Saved data entries
════════════════

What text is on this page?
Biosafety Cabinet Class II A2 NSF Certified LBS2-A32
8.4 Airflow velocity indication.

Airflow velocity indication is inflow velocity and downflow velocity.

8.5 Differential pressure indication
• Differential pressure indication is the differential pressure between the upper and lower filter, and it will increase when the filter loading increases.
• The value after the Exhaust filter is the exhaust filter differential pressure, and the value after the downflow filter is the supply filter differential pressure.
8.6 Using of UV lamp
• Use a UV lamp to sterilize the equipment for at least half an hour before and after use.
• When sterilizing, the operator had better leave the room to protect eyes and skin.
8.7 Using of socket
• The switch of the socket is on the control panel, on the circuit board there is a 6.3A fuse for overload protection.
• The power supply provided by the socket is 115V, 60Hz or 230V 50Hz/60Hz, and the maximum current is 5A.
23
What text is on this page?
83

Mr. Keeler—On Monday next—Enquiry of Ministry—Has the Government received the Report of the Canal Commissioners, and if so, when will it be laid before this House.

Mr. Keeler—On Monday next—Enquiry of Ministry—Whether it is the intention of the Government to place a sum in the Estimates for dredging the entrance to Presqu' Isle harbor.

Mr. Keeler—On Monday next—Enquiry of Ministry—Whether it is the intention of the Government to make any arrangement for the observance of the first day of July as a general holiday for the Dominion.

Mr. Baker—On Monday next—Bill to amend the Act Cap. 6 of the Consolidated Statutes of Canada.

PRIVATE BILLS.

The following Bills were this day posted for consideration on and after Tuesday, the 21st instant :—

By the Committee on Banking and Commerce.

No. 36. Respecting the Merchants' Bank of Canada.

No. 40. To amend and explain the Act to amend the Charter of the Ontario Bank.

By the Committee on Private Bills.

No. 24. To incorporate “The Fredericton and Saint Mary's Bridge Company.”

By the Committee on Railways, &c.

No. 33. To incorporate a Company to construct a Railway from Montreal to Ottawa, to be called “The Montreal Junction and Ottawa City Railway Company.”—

════════════════

Repeat the records exactly, including every line.

What text is on this page?
Biosafety Cabinet Class II A2 NSF Certified LBS2-A32
8.4 Airflow velocity indication.

Airflow velocity indication is inflow velocity and downflow velocity.

8.5 Differential pressure indication
• Differential pressure indication is the differential pressure between the upper and lower filter, and it will increase when the filter loading increases.
• The value after the Exhaust filter is the exhaust filter differential pressure, and the value after the downflow filter is the supply filter differential pressure.
8.6 Using of UV lamp
• Use a UV lamp to sterilize the equipment for at least half an hour before and after use.
• When sterilizing, the operator had better leave the room to protect eyes and skin.
8.7 Using of socket
• The switch of the socket is on the control panel, on the circuit board there is a 6.3A fuse for overload protection.
• The power supply provided by the socket is 115V, 60Hz or 230V 50Hz/60Hz, and the maximum current is 5A.
23
What text is on this page?
83

Mr. Keeler—On Monday next—Enquiry of Ministry—Has the Government received the Report of the Canal Commissioners, and if so, when will it be laid before this House.

Mr. Keeler—On Monday next—Enquiry of Ministry—Whether it is the intention of the Government to place a sum in the Estimates for dredging the entrance to Presqu' Isle harbor.

Mr. Keeler—On Monday next—Enquiry of Ministry—Whether it is the intention of the Government to make any arrangement for the observance of the first day of July as a general holiday for the Dominion.

Mr. Baker—On Monday next—Bill to amend the Act Cap. 6 of the Consolidated Statutes of Canada.

PRIVATE BILLS.

The following Bills were this day posted for consideration on and after Tuesday, the 21st instant :—

By the Committee on Banking and Commerce.

No. 36. Respecting the Merchants' Bank of Canada.

No. 40. To amend and explain the Act to amend the Charter of the Ontario Bank.

By the Committee on Private Bills.

No. 24. To incorporate “The Fredericton and Saint Mary's Bridge Company.”

By the Committee on Railways, &c.

No. 33. To incorporate a Company to construct a Railway from Montreal to Ottawa, to be called “The Montreal Junction and Ottawa City Railway Company.”—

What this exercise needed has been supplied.